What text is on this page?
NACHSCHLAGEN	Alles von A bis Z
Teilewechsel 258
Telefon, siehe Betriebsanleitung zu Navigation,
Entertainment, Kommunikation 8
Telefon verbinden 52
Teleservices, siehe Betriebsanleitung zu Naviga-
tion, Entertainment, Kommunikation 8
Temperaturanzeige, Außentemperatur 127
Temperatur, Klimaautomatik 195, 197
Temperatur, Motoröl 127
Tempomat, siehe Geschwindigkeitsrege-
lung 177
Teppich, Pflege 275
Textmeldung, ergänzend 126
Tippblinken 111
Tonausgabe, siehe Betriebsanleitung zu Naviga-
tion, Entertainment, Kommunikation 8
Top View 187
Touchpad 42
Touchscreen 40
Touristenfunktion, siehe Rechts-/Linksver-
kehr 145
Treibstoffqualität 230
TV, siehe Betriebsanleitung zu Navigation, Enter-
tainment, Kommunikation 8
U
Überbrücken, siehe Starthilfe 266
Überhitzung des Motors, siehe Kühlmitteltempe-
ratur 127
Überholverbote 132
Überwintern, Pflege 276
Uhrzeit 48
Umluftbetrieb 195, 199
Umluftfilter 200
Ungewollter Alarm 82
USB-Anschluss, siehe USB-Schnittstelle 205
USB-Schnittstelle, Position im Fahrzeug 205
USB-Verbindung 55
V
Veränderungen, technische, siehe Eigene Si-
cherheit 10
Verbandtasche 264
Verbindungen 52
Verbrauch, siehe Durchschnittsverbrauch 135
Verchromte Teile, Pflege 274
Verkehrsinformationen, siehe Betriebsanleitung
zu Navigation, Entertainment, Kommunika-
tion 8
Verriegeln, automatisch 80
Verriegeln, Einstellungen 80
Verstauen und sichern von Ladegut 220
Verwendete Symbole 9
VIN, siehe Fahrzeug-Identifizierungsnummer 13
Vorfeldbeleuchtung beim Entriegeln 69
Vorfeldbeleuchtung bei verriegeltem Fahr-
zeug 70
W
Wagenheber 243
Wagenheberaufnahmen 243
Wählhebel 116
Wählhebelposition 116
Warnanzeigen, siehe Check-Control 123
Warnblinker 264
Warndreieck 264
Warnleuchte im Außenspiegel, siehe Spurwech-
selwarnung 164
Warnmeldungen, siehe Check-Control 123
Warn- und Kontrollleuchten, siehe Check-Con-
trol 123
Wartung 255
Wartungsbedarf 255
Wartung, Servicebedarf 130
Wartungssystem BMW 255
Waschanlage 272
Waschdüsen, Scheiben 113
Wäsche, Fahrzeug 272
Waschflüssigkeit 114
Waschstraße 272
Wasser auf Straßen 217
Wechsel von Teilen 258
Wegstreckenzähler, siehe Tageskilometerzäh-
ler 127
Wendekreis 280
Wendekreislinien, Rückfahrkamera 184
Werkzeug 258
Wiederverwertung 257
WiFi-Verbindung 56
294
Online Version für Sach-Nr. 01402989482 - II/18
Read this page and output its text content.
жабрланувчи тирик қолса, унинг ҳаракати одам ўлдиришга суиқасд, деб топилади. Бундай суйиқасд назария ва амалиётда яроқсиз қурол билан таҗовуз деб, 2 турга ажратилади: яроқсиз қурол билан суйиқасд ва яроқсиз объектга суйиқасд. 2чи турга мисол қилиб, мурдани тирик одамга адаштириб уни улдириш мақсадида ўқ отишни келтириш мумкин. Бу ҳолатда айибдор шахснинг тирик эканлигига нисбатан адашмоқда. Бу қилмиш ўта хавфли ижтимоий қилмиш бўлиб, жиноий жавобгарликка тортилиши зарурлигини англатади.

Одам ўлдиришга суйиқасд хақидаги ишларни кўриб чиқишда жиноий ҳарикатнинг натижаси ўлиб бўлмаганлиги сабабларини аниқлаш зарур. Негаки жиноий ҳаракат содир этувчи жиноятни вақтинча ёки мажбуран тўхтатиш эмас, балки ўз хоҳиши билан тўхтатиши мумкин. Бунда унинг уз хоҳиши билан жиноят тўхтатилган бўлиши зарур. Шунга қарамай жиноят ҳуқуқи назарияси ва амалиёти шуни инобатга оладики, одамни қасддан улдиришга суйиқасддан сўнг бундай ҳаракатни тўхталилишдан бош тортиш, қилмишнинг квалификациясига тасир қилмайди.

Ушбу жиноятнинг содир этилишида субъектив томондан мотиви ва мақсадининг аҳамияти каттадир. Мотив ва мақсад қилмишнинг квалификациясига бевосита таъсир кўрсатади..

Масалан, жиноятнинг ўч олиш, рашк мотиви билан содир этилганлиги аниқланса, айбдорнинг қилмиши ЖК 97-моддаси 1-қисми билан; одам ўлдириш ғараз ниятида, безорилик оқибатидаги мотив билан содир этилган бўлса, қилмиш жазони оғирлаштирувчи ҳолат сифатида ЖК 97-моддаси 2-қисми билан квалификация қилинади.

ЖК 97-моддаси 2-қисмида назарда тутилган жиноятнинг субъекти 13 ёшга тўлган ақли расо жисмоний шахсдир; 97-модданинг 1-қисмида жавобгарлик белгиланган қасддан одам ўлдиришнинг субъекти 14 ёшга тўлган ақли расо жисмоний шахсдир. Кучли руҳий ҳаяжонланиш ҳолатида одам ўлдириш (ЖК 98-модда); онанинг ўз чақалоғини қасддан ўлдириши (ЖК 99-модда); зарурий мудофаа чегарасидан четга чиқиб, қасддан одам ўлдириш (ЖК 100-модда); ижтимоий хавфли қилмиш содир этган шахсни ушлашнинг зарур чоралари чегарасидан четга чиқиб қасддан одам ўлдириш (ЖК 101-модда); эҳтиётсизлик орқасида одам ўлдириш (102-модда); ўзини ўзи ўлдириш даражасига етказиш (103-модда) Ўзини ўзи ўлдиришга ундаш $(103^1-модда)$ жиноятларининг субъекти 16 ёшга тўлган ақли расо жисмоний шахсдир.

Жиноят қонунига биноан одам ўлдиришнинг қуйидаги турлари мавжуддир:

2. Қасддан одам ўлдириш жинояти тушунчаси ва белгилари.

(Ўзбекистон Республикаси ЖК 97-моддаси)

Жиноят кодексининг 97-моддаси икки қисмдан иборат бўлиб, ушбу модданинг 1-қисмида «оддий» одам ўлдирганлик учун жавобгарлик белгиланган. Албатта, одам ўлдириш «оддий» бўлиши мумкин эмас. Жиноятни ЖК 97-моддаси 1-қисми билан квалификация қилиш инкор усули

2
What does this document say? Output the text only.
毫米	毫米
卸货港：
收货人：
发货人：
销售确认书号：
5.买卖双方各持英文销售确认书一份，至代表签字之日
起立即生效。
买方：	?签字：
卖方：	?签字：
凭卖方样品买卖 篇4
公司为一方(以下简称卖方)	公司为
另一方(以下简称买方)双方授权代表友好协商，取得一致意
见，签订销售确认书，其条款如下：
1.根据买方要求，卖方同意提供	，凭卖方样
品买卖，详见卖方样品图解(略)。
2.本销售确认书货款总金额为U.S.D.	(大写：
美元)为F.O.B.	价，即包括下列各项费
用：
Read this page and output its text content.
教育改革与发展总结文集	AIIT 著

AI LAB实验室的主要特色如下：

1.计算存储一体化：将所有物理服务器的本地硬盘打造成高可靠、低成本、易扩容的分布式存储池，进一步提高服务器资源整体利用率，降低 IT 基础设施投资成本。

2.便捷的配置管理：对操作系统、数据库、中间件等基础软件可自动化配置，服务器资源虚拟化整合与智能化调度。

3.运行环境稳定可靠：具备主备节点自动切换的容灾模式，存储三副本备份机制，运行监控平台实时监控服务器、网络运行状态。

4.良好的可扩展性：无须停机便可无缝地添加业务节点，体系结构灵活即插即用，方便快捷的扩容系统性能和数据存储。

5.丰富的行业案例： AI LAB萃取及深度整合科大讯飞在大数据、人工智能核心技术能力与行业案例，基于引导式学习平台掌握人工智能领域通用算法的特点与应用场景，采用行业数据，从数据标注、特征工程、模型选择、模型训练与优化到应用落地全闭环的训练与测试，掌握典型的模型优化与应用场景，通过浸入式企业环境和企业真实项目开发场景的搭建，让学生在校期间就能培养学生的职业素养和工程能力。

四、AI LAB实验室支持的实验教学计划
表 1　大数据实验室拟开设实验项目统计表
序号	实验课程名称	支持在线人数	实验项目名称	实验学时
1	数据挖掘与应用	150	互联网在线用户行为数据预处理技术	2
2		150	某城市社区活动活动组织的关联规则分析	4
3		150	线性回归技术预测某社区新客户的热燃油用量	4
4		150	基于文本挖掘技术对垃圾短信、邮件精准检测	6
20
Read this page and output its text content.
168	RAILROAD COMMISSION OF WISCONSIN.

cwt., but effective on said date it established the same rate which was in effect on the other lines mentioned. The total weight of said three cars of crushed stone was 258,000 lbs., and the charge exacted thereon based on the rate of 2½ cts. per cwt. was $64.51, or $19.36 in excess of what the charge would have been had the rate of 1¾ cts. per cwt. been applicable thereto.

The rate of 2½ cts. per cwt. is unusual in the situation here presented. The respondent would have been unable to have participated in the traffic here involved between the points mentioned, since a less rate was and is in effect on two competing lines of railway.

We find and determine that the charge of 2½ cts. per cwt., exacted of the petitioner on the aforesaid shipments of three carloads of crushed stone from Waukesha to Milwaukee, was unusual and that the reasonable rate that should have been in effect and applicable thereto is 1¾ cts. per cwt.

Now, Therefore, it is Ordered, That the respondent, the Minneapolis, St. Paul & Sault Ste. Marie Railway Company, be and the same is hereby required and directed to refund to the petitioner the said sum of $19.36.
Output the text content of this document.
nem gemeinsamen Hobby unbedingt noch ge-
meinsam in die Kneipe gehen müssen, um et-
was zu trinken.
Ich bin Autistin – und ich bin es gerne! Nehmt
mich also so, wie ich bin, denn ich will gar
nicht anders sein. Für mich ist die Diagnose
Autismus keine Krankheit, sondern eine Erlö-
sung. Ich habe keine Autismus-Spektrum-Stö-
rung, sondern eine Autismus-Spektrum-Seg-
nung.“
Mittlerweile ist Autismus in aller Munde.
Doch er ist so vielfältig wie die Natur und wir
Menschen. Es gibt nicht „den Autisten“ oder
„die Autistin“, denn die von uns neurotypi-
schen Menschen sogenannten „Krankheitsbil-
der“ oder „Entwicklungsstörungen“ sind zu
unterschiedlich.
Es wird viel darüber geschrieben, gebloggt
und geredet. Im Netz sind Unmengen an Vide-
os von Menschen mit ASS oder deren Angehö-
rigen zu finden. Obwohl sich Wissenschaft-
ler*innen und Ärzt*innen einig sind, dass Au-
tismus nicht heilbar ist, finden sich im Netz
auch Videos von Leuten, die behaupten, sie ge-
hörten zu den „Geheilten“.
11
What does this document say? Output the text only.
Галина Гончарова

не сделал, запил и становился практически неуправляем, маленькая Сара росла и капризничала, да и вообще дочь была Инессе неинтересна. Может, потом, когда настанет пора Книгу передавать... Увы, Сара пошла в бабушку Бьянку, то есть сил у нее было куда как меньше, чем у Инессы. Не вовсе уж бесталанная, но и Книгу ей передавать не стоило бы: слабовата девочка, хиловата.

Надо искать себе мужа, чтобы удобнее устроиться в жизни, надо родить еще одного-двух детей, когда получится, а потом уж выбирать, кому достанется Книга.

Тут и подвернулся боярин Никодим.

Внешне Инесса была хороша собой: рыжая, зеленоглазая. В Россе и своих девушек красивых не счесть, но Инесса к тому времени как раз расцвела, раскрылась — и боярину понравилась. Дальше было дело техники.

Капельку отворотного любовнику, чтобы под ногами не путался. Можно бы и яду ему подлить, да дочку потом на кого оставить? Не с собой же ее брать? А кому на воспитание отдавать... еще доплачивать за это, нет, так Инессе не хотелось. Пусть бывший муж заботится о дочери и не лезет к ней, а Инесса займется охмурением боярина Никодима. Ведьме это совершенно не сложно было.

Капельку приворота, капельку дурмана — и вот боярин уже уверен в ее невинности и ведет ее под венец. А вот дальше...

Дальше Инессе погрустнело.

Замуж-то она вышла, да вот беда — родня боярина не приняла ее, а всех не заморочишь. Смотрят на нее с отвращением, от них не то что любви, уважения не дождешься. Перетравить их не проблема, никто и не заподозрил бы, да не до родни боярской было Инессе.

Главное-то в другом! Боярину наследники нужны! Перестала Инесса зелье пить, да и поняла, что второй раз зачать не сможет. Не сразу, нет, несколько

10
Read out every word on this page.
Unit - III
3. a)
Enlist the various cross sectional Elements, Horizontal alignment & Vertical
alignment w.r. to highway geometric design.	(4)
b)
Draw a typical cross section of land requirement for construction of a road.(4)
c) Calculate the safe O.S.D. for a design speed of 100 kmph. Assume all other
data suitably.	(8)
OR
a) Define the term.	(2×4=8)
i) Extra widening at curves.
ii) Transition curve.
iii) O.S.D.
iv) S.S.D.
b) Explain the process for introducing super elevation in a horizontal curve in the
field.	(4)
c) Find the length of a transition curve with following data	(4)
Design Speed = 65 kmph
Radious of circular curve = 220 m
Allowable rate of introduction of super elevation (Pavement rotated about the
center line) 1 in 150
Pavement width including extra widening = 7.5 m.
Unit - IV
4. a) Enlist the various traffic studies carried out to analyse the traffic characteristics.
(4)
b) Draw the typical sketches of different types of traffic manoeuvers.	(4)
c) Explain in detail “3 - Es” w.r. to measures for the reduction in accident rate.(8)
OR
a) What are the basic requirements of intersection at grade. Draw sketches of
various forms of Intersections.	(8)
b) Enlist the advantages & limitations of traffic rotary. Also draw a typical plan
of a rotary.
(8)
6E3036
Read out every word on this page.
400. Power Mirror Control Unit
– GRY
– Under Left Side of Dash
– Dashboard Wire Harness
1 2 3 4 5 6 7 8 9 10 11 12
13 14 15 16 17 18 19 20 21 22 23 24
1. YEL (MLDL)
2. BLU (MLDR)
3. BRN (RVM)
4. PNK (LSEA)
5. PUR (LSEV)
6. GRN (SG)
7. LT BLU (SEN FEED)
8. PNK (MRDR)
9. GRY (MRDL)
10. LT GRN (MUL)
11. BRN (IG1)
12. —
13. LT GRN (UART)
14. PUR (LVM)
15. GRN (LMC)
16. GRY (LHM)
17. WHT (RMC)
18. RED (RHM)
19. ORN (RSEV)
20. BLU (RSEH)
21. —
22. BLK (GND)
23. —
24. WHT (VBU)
++++++
◆ **Direction**
Give the count of lines that hold the word "Autismus", with nothing added.

◆ **Completed exercise**
4